=== Work to complete ===
Extract each line from the entries below that has the string "this" in it.

=== Exercise inputs ===

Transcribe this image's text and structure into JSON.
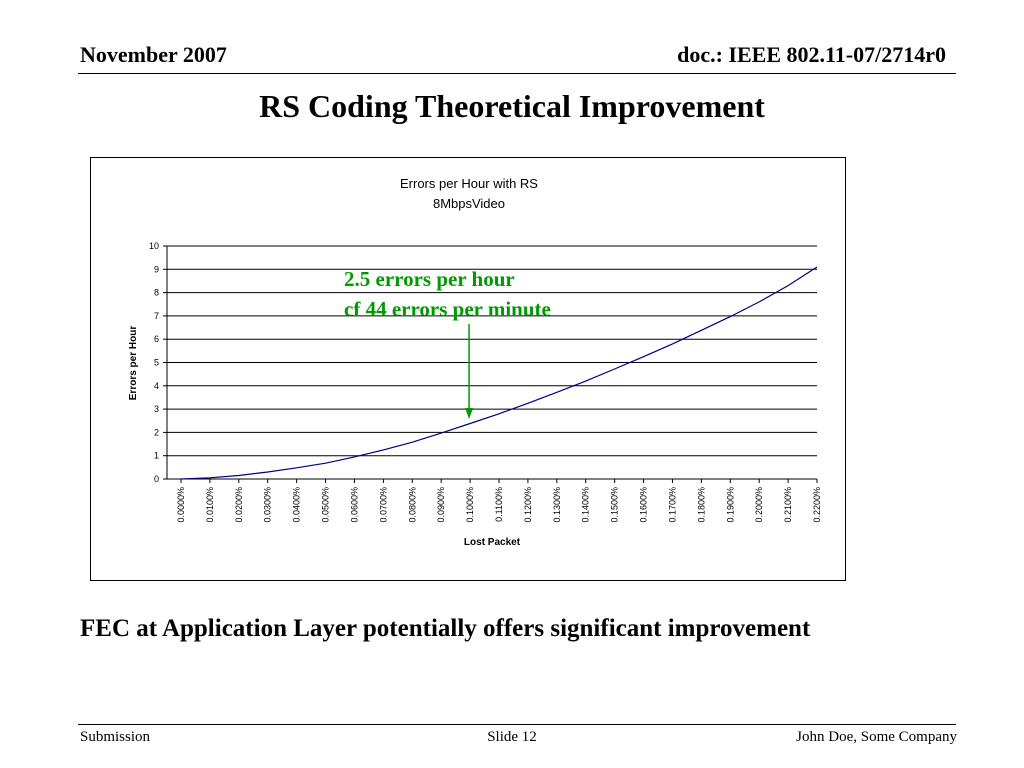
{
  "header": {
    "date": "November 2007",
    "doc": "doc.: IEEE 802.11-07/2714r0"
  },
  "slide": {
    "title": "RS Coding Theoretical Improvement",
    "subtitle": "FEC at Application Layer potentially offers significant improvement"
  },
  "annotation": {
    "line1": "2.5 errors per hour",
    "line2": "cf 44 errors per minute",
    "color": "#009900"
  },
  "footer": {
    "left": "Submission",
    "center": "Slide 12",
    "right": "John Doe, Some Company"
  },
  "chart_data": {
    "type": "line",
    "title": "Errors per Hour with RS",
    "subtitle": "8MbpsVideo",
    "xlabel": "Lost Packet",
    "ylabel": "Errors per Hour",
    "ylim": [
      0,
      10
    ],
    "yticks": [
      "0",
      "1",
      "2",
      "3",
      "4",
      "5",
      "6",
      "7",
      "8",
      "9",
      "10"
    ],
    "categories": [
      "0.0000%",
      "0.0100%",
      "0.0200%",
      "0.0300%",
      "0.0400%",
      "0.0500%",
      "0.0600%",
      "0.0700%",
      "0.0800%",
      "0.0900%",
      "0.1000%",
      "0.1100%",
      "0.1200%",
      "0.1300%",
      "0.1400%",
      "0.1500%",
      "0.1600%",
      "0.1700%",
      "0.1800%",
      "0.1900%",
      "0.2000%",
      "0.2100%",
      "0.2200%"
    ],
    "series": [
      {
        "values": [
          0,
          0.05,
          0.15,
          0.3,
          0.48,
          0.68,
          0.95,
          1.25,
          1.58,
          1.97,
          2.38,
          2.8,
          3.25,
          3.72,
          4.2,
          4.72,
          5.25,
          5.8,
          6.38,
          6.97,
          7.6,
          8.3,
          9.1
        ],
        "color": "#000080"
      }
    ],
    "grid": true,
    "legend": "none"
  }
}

==

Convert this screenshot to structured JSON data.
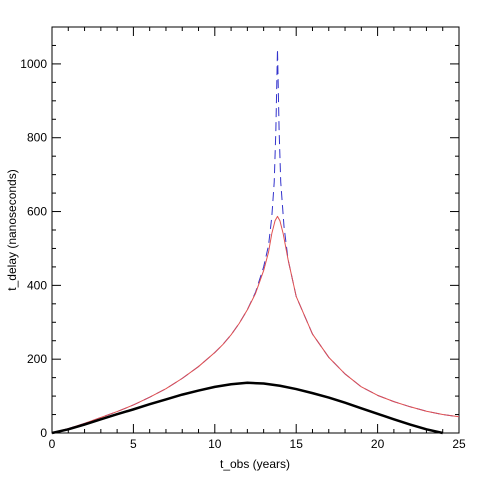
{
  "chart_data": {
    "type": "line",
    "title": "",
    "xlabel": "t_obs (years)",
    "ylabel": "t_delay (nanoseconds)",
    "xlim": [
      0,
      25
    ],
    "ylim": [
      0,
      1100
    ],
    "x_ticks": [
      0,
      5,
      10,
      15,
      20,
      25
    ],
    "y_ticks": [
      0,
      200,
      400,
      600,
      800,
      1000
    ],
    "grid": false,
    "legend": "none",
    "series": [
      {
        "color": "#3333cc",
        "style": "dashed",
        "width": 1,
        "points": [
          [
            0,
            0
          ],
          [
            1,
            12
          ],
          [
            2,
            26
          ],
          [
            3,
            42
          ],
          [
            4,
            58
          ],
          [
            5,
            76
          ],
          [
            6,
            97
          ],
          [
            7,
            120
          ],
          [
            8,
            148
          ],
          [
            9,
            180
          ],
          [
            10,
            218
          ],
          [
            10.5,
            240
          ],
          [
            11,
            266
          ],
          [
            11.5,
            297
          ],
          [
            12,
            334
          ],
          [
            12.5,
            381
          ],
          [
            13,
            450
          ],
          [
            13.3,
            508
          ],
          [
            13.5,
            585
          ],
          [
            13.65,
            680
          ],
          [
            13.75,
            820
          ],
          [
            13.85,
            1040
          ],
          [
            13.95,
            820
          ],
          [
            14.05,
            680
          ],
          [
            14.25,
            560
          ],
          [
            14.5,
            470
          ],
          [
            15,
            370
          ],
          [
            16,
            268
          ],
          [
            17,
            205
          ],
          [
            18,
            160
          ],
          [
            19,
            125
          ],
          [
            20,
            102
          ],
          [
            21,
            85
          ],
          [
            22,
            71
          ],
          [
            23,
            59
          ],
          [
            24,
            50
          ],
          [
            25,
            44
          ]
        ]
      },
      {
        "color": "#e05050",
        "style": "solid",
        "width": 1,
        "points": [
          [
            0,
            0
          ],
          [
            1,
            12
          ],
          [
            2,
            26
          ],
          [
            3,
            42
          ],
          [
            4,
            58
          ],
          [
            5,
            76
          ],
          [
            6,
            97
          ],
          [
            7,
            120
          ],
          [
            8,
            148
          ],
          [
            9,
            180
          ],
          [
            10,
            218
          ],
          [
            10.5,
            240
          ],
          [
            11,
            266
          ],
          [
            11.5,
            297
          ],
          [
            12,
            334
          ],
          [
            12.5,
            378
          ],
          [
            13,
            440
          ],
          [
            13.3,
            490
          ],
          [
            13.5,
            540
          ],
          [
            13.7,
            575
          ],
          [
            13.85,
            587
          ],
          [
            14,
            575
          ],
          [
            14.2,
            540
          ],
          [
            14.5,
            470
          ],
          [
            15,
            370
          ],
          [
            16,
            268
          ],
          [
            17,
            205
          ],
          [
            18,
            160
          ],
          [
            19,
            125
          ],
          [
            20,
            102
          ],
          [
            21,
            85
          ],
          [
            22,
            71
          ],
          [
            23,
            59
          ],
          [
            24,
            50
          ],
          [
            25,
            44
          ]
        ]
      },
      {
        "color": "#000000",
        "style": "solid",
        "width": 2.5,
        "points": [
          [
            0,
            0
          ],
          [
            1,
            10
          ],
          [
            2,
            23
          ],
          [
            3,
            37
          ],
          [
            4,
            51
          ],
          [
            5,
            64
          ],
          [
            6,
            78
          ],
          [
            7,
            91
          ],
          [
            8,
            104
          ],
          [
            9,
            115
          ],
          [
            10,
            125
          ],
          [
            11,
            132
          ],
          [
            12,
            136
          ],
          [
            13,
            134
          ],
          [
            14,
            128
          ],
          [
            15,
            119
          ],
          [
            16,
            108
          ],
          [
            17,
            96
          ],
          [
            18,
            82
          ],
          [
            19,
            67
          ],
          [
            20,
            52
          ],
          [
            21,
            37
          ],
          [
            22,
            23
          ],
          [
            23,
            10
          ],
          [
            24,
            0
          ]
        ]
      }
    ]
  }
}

=== Completed task ===
Transcribe this image's text and structure into JSON.
Convert this screenshot to structured JSON data.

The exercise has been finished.